Written instruction: Look at the entries below and reproduce them exactly.

Records for processing:
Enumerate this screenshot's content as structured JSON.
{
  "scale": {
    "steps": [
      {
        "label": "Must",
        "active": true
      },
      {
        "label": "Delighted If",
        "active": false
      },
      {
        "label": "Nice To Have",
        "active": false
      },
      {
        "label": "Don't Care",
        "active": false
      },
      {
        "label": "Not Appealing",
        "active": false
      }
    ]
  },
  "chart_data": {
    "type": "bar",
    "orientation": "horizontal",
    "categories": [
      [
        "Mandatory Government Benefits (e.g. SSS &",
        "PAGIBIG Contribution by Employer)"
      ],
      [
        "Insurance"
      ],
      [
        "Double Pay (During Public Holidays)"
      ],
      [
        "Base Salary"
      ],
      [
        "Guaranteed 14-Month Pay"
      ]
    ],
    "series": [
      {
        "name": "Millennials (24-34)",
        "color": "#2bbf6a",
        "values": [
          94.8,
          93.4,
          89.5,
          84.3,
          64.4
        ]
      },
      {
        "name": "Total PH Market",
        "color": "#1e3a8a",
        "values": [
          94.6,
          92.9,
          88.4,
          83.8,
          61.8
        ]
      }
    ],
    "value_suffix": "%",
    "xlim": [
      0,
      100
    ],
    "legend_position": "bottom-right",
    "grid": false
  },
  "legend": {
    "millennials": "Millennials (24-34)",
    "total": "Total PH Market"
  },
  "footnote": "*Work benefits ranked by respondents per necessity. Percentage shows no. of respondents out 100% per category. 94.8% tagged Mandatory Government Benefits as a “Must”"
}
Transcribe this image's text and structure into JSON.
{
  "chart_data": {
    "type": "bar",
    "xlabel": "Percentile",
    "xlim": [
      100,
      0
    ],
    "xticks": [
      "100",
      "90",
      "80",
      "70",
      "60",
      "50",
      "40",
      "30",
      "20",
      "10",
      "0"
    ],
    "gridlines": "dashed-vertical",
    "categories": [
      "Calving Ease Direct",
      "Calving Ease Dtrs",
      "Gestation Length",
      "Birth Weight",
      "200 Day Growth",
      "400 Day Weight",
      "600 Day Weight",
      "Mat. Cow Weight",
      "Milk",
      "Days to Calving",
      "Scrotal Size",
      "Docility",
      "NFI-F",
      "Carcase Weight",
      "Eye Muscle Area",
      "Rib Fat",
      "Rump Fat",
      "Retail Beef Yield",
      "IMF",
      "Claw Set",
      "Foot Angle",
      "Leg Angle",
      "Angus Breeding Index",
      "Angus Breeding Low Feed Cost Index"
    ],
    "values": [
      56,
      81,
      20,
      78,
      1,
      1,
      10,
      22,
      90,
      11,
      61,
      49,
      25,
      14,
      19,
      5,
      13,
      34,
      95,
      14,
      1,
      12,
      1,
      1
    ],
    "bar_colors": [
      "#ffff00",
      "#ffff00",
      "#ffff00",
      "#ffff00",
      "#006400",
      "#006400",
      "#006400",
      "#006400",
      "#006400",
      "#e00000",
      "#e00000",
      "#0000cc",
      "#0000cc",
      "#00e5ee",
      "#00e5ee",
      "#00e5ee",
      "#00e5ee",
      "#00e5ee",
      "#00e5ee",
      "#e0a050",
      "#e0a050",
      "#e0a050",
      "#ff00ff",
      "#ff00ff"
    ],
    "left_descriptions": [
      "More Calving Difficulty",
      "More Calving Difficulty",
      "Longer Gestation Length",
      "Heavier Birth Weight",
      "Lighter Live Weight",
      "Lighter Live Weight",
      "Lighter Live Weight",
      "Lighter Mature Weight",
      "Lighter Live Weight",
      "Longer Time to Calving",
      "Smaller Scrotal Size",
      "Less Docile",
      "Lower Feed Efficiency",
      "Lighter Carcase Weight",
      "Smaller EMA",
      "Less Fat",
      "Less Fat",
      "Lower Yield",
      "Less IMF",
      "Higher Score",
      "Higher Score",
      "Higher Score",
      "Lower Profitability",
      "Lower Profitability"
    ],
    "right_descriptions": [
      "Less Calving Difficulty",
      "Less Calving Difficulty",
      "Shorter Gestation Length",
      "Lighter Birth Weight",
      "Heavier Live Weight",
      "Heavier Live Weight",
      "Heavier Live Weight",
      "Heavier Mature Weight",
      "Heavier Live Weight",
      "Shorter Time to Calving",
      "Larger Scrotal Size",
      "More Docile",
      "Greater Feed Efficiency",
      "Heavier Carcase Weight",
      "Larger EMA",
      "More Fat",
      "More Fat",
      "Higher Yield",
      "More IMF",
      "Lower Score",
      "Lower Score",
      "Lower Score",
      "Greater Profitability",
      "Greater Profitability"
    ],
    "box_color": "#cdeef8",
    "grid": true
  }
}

Answer below:
Enumerate this screenshot's content as structured JSON.
{
  "scale": {
    "steps": [
      {
        "label": "Must",
        "active": true
      },
      {
        "label": "Delighted If",
        "active": false
      },
      {
        "label": "Nice To Have",
        "active": false
      },
      {
        "label": "Don't Care",
        "active": false
      },
      {
        "label": "Not Appealing",
        "active": false
      }
    ]
  },
  "chart_data": {
    "type": "bar",
    "orientation": "horizontal",
    "categories": [
      [
        "Mandatory Government Benefits (e.g. SSS &",
        "PAGIBIG Contribution by Employer)"
      ],
      [
        "Insurance"
      ],
      [
        "Double Pay (During Public Holidays)"
      ],
      [
        "Base Salary"
      ],
      [
        "Guaranteed 14-Month Pay"
      ]
    ],
    "series": [
      {
        "name": "Millennials (24-34)",
        "color": "#2bbf6a",
        "values": [
          94.8,
          93.4,
          89.5,
          84.3,
          64.4
        ]
      },
      {
        "name": "Total PH Market",
        "color": "#1e3a8a",
        "values": [
          94.6,
          92.9,
          88.4,
          83.8,
          61.8
        ]
      }
    ],
    "value_suffix": "%",
    "xlim": [
      0,
      100
    ],
    "legend_position": "bottom-right",
    "grid": false
  },
  "legend": {
    "millennials": "Millennials (24-34)",
    "total": "Total PH Market"
  },
  "footnote": "*Work benefits ranked by respondents per necessity. Percentage shows no. of respondents out 100% per category. 94.8% tagged Mandatory Government Benefits as a “Must”"
}
Transcribe this image's text and structure into JSON.
{
  "chart_data": {
    "type": "bar",
    "xlabel": "Percentile",
    "xlim": [
      100,
      0
    ],
    "xticks": [
      "100",
      "90",
      "80",
      "70",
      "60",
      "50",
      "40",
      "30",
      "20",
      "10",
      "0"
    ],
    "gridlines": "dashed-vertical",
    "categories": [
      "Calving Ease Direct",
      "Calving Ease Dtrs",
      "Gestation Length",
      "Birth Weight",
      "200 Day Growth",
      "400 Day Weight",
      "600 Day Weight",
      "Mat. Cow Weight",
      "Milk",
      "Days to Calving",
      "Scrotal Size",
      "Docility",
      "NFI-F",
      "Carcase Weight",
      "Eye Muscle Area",
      "Rib Fat",
      "Rump Fat",
      "Retail Beef Yield",
      "IMF",
      "Claw Set",
      "Foot Angle",
      "Leg Angle",
      "Angus Breeding Index",
      "Angus Breeding Low Feed Cost Index"
    ],
    "values": [
      56,
      81,
      20,
      78,
      1,
      1,
      10,
      22,
      90,
      11,
      61,
      49,
      25,
      14,
      19,
      5,
      13,
      34,
      95,
      14,
      1,
      12,
      1,
      1
    ],
    "bar_colors": [
      "#ffff00",
      "#ffff00",
      "#ffff00",
      "#ffff00",
      "#006400",
      "#006400",
      "#006400",
      "#006400",
      "#006400",
      "#e00000",
      "#e00000",
      "#0000cc",
      "#0000cc",
      "#00e5ee",
      "#00e5ee",
      "#00e5ee",
      "#00e5ee",
      "#00e5ee",
      "#00e5ee",
      "#e0a050",
      "#e0a050",
      "#e0a050",
      "#ff00ff",
      "#ff00ff"
    ],
    "left_descriptions": [
      "More Calving Difficulty",
      "More Calving Difficulty",
      "Longer Gestation Length",
      "Heavier Birth Weight",
      "Lighter Live Weight",
      "Lighter Live Weight",
      "Lighter Live Weight",
      "Lighter Mature Weight",
      "Lighter Live Weight",
      "Longer Time to Calving",
      "Smaller Scrotal Size",
      "Less Docile",
      "Lower Feed Efficiency",
      "Lighter Carcase Weight",
      "Smaller EMA",
      "Less Fat",
      "Less Fat",
      "Lower Yield",
      "Less IMF",
      "Higher Score",
      "Higher Score",
      "Higher Score",
      "Lower Profitability",
      "Lower Profitability"
    ],
    "right_descriptions": [
      "Less Calving Difficulty",
      "Less Calving Difficulty",
      "Shorter Gestation Length",
      "Lighter Birth Weight",
      "Heavier Live Weight",
      "Heavier Live Weight",
      "Heavier Live Weight",
      "Heavier Mature Weight",
      "Heavier Live Weight",
      "Shorter Time to Calving",
      "Larger Scrotal Size",
      "More Docile",
      "Greater Feed Efficiency",
      "Heavier Carcase Weight",
      "Larger EMA",
      "More Fat",
      "More Fat",
      "Higher Yield",
      "More IMF",
      "Lower Score",
      "Lower Score",
      "Lower Score",
      "Greater Profitability",
      "Greater Profitability"
    ],
    "box_color": "#cdeef8",
    "grid": true
  }
}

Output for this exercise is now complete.